## SHORT PROBLEM
Read through the data and count the lines that contain the string "Market"; give only the result.

======== DATA FOR THIS EXERCISE

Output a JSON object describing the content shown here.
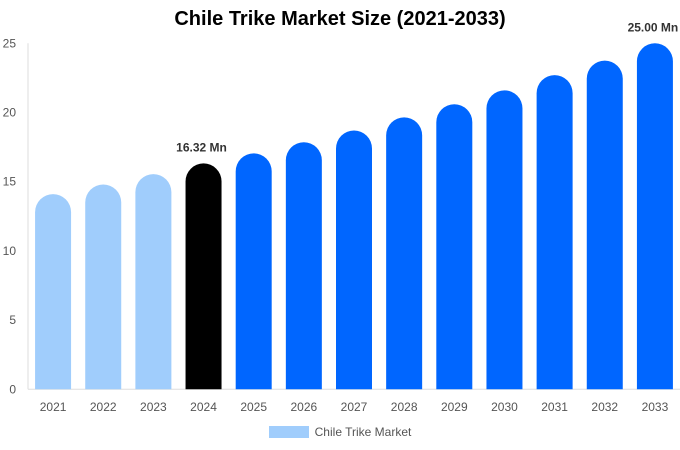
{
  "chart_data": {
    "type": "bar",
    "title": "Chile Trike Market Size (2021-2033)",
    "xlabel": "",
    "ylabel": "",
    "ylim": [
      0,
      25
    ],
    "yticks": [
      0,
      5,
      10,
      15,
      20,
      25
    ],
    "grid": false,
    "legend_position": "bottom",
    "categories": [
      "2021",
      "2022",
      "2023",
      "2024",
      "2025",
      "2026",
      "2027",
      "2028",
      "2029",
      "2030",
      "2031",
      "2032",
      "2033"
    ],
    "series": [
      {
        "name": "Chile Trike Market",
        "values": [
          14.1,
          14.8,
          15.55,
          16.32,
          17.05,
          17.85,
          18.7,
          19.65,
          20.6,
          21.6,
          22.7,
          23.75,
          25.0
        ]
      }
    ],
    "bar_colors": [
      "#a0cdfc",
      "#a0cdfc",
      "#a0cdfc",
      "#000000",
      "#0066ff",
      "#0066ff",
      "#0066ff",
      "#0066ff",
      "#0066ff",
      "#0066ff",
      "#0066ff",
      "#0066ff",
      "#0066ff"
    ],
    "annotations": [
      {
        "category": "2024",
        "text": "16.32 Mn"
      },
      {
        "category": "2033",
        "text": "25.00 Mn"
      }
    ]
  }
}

================
======== DATA FOR THIS EXERCISE

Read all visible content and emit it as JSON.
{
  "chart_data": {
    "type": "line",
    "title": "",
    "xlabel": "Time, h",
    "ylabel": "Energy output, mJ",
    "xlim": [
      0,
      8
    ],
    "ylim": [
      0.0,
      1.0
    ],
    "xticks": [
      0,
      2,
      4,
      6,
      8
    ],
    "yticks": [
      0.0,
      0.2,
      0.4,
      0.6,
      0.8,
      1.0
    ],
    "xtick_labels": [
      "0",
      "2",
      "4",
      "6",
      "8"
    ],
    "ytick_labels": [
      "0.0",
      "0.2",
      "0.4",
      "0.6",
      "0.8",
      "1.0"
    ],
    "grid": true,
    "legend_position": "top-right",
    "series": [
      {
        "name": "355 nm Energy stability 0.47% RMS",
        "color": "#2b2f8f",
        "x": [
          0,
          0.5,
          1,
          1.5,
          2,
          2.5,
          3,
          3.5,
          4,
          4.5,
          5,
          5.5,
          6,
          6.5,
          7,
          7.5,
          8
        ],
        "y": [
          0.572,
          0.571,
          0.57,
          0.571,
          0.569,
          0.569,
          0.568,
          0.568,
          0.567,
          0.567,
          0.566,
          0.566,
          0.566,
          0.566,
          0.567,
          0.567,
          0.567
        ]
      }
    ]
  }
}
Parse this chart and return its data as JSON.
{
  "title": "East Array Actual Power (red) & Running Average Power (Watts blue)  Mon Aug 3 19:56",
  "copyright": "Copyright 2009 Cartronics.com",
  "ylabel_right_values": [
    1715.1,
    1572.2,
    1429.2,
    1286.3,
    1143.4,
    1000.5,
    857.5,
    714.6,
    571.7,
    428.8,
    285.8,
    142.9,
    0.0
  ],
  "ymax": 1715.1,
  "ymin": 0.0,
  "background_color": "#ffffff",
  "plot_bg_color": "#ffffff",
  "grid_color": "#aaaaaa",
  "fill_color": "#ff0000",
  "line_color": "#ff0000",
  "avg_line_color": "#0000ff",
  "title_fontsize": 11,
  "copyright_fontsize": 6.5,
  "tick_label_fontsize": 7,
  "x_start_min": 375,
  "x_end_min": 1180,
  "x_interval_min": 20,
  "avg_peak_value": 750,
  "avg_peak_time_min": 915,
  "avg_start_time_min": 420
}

================

## ANSWER TO THE PROBLEM
2